_PASSAGE PROVIDED_
How To Prevent Betta Fish From Fighting?
Betta fish make a beautiful addition to your aquarium and are moderately challenging to take care of, and the particular challenge in taking care of them is their aggressive, territorial nature. So, here’s a list of tips to prevent your bettas from fighting and have a peaceful experience in your tank.
- Keep only one male betta fish in your tank. It will lower the risk of betta fish fighting, and he will have to adjust to the hierarchy that is already established by its tank mates, whether they have bright colors, long fins, and large tails.
- Make sure you have a big tank. If you are going to purchase betta fish, your aquarium should hold at least 25 gallons to provide swimming space and avoid clashing with other fishes’ paths.
- Add plenty of designs to your tank. It will provide plenty of hiding spots like plants (plastic or real), rocks, corals, and makeshift shelters. Beneficial to pretty much every fish in the tank since this will make them feel safe and distracting them by having so many more obstacles to get around. It will also create an effective partition of territories resulting in lowered stress levels.
- Do not underestimate tank mate compatibility. Researching will help you provide the right companion to your betta fish, suiting to their temperament while adding variety to your tank.
- Immediately resolve a potential conflict by either isolating the fish to another tank or dividing the tank with a partition.

_DATA FOR REVIEW_

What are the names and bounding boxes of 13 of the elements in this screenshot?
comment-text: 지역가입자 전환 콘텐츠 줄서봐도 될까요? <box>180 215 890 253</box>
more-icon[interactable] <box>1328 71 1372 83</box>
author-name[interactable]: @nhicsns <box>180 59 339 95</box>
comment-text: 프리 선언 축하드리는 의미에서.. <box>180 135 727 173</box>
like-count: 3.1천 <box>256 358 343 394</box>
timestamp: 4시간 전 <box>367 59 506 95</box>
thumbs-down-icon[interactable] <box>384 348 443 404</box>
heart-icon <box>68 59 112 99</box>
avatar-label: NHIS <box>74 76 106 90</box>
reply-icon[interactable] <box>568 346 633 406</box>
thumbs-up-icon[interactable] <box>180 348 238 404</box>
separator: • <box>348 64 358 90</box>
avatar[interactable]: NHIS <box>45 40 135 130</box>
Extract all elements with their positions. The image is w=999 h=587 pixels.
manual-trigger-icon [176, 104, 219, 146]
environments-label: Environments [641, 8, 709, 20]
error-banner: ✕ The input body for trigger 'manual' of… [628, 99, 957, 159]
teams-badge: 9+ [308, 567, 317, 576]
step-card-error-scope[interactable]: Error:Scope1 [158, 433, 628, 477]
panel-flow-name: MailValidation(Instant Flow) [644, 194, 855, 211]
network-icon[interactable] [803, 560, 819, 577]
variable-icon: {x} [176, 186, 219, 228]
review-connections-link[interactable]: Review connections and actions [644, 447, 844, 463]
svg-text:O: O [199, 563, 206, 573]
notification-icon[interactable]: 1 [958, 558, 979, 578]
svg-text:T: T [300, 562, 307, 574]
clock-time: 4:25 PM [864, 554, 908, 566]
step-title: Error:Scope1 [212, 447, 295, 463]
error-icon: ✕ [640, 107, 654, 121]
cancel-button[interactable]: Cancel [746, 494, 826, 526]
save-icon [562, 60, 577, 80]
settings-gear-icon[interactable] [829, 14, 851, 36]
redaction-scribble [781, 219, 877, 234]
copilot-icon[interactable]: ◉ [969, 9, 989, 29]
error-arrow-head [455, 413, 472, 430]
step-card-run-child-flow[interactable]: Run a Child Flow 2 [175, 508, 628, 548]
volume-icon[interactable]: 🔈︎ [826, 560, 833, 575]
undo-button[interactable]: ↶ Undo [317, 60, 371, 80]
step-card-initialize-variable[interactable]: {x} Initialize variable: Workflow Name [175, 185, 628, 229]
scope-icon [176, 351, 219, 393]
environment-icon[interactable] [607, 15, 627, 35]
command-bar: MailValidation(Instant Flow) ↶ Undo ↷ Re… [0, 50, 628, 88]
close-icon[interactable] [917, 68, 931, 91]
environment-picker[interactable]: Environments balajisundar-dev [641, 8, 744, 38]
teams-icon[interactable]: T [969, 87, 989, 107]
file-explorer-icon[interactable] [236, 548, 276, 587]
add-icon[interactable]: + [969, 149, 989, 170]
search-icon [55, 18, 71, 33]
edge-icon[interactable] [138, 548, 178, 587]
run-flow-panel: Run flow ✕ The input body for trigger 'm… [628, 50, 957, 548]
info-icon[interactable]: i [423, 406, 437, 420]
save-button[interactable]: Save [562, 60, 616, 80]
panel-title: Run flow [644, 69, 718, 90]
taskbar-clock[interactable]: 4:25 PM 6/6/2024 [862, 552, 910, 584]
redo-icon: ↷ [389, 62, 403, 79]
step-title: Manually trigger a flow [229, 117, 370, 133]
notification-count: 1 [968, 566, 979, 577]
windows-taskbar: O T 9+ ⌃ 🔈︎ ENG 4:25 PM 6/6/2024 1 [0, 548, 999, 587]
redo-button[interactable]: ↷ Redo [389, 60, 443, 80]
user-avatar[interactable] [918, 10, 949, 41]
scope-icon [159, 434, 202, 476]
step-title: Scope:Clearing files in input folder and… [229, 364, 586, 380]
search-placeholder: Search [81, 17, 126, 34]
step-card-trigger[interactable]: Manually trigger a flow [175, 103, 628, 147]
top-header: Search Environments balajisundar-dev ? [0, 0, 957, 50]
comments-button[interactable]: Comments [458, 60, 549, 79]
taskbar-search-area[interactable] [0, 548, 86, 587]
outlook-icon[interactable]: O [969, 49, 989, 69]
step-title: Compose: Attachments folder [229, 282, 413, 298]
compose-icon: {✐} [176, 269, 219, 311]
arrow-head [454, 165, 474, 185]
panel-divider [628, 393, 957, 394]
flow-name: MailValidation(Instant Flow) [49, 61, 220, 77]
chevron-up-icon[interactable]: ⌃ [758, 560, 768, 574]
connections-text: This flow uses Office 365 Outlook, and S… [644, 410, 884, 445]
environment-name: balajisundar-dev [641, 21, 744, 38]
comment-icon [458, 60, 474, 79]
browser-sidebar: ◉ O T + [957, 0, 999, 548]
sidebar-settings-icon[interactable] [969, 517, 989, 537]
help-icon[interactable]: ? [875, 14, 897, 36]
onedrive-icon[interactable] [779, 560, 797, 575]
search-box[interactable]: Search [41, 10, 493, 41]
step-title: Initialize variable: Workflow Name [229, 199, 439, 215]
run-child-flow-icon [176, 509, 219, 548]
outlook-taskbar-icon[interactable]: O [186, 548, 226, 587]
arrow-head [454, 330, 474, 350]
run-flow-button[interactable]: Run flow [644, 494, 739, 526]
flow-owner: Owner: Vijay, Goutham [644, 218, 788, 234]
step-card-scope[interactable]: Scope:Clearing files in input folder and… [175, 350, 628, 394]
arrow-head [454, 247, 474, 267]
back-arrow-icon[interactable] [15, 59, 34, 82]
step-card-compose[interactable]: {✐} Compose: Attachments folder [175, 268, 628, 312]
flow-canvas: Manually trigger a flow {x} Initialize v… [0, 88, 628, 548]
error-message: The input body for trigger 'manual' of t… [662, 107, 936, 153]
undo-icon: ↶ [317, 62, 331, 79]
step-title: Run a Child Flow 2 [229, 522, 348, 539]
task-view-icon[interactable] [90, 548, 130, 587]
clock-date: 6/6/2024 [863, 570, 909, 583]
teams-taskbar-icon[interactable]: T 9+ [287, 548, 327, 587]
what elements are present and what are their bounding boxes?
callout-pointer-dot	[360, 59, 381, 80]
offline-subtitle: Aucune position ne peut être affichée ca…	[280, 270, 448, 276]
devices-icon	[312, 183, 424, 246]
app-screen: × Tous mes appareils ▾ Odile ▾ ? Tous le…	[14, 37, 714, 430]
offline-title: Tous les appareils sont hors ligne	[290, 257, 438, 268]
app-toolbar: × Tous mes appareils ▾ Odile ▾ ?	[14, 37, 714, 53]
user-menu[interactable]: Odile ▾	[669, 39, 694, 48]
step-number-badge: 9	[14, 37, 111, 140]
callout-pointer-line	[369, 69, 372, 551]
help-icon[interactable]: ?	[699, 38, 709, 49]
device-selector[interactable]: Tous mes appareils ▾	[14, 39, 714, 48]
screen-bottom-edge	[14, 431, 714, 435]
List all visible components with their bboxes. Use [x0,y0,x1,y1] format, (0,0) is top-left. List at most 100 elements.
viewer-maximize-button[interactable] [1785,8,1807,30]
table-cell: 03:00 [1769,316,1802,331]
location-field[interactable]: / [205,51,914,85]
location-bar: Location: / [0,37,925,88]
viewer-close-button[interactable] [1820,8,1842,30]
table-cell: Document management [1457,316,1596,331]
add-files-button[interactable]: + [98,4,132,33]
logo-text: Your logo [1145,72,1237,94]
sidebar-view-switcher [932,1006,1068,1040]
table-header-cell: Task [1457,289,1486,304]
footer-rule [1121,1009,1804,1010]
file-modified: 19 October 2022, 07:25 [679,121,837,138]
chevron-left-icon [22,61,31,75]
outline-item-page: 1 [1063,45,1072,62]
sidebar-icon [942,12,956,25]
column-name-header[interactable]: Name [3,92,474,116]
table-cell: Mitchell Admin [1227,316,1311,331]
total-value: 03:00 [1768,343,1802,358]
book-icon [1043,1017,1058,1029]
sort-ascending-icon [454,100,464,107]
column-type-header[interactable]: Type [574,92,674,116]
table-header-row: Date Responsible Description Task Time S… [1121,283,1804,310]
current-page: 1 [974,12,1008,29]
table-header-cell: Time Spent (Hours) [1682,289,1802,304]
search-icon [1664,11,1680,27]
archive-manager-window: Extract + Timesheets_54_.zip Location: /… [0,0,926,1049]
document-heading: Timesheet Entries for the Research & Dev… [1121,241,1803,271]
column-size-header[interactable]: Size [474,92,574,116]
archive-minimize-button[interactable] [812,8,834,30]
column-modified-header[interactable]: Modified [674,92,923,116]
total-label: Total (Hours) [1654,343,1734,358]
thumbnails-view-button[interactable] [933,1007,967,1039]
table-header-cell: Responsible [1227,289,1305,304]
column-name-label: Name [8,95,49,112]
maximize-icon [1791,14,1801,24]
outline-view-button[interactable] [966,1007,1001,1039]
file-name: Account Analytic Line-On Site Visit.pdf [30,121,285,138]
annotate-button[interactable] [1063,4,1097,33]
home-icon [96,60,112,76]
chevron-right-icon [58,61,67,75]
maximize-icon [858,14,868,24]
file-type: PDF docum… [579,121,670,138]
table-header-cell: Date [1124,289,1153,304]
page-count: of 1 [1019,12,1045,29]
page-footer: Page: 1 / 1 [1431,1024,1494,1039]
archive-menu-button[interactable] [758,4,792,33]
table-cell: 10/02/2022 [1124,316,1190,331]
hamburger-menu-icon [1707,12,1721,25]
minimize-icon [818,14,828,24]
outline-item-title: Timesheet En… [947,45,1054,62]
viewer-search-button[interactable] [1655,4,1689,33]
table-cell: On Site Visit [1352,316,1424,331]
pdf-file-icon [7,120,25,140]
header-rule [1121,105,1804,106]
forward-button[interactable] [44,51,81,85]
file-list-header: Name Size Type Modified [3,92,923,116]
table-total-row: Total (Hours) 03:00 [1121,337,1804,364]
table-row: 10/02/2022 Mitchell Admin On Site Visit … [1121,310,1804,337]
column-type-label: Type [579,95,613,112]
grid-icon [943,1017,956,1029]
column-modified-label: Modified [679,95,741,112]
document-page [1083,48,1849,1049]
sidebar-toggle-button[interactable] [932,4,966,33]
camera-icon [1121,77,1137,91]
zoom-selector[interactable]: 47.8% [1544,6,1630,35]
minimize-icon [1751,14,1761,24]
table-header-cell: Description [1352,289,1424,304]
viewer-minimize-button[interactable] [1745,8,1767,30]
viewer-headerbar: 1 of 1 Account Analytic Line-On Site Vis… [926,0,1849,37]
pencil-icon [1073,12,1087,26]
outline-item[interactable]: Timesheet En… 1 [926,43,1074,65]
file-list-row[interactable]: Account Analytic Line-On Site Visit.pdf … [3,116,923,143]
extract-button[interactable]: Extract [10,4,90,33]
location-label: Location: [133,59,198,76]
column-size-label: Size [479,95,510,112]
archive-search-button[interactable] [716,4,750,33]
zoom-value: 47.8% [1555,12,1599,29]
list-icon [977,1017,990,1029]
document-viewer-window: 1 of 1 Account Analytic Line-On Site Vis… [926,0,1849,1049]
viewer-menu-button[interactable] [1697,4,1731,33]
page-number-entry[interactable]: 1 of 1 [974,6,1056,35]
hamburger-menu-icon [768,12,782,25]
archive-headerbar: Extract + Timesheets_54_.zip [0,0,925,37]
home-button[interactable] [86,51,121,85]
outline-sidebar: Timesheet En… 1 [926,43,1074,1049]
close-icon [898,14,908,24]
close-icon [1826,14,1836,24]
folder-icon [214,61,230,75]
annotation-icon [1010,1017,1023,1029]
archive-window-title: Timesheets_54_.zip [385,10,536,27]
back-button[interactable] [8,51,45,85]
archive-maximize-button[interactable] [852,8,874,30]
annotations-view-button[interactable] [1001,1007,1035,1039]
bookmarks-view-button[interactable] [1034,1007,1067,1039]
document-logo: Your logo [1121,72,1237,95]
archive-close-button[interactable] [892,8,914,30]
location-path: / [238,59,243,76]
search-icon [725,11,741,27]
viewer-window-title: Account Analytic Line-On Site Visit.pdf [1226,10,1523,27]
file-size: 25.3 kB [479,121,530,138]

_WHAT IS EXPECTED_
Echo the passage on preventing betta fish fighting word for word, starting with "- Add plenty" and going on through "with a partition.".

_REPLY_
- Add plenty of designs to your tank. It will provide plenty of hiding spots like plants (plastic or real), rocks, corals, and makeshift shelters. Beneficial to pretty much every fish in the tank since this will make them feel safe and distracting them by having so many more obstacles to get around. It will also create an effective partition of territories resulting in lowered stress levels.
- Do not underestimate tank mate compatibility. Researching will help you provide the right companion to your betta fish, suiting to their temperament while adding variety to your tank.
- Immediately resolve a potential conflict by either isolating the fish to another tank or dividing the tank with a partition.